From the listing below, pull out all lines with "this" in them.

#### Data records

§ §

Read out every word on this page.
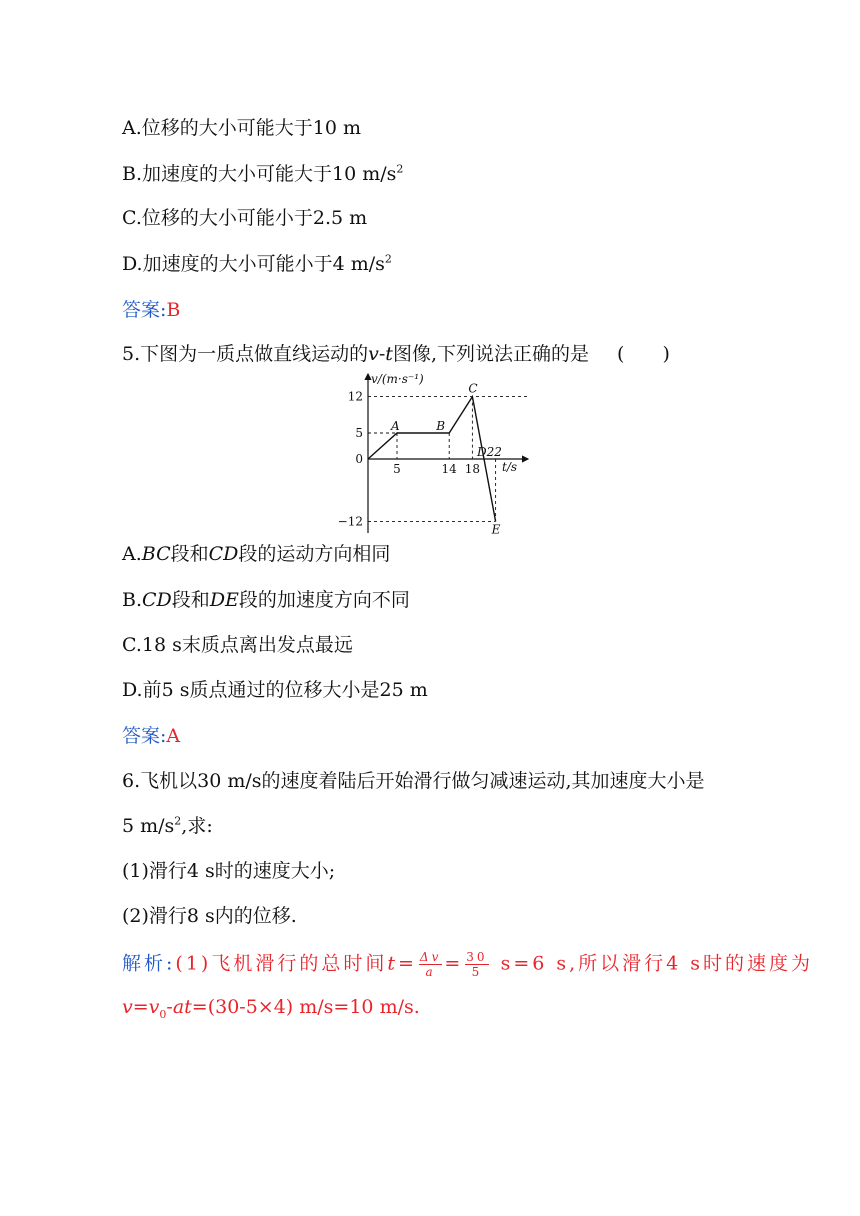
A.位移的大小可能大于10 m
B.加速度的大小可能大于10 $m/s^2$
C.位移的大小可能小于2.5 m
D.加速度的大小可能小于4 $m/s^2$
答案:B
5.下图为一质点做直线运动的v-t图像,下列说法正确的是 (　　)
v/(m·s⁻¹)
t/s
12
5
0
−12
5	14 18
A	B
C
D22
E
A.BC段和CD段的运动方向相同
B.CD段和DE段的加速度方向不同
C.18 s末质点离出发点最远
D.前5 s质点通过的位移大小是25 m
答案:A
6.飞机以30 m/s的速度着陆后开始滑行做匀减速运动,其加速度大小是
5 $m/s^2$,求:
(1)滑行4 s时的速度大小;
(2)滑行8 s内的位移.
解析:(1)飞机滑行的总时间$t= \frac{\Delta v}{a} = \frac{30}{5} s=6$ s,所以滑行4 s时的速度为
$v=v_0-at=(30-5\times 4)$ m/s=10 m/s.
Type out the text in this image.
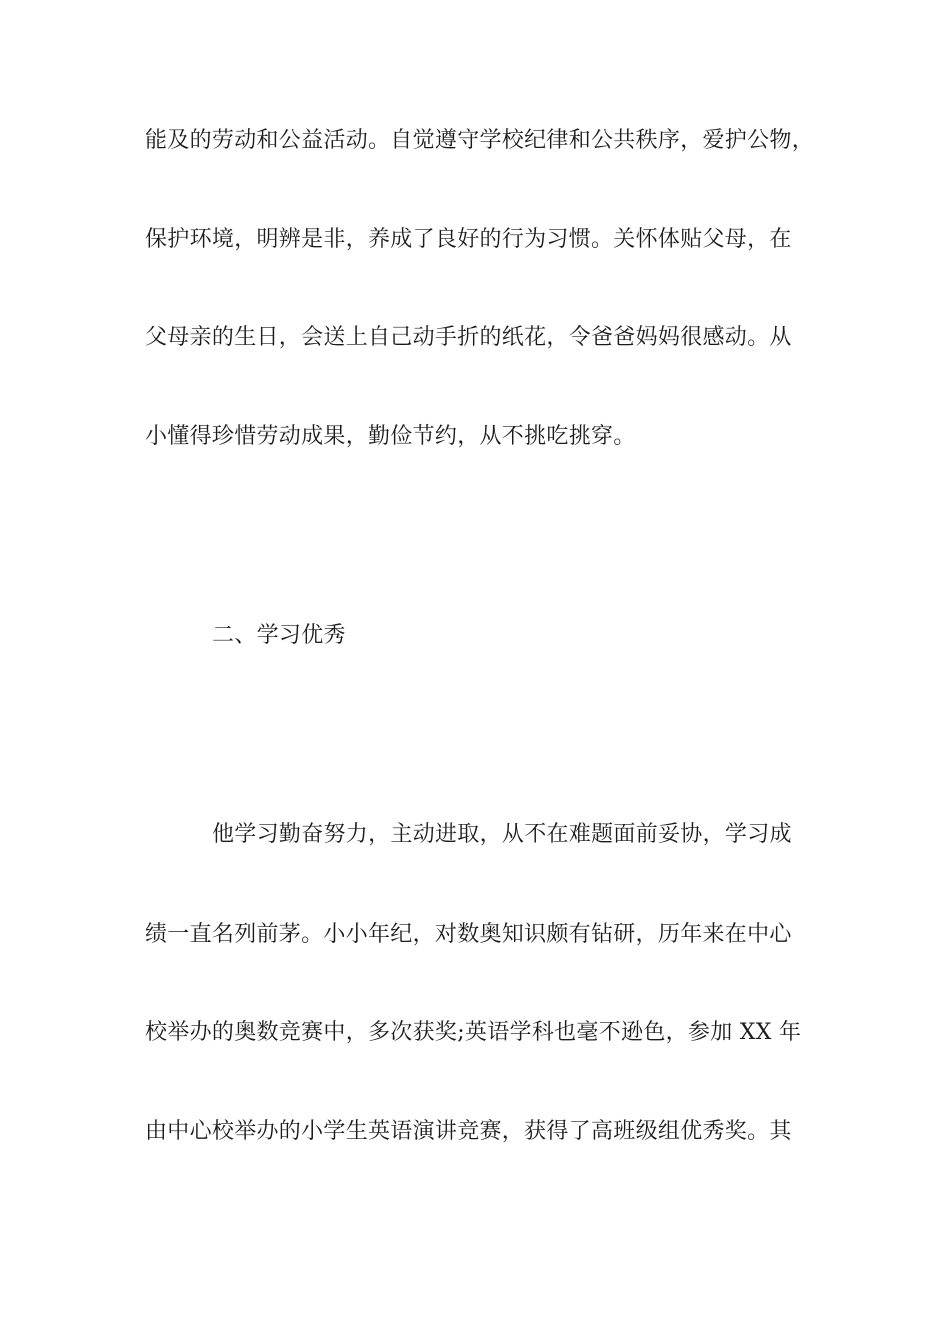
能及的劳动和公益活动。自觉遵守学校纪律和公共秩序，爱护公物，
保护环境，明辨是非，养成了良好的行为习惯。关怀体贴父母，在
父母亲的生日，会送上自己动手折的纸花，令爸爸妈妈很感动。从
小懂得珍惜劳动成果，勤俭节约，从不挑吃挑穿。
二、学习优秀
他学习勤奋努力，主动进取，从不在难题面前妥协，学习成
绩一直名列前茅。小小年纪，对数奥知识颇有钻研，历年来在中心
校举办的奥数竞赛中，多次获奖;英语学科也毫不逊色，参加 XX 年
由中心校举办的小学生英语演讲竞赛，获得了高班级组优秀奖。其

§ §

#### Solution
Read out every word on this page.
Type out the text in this image.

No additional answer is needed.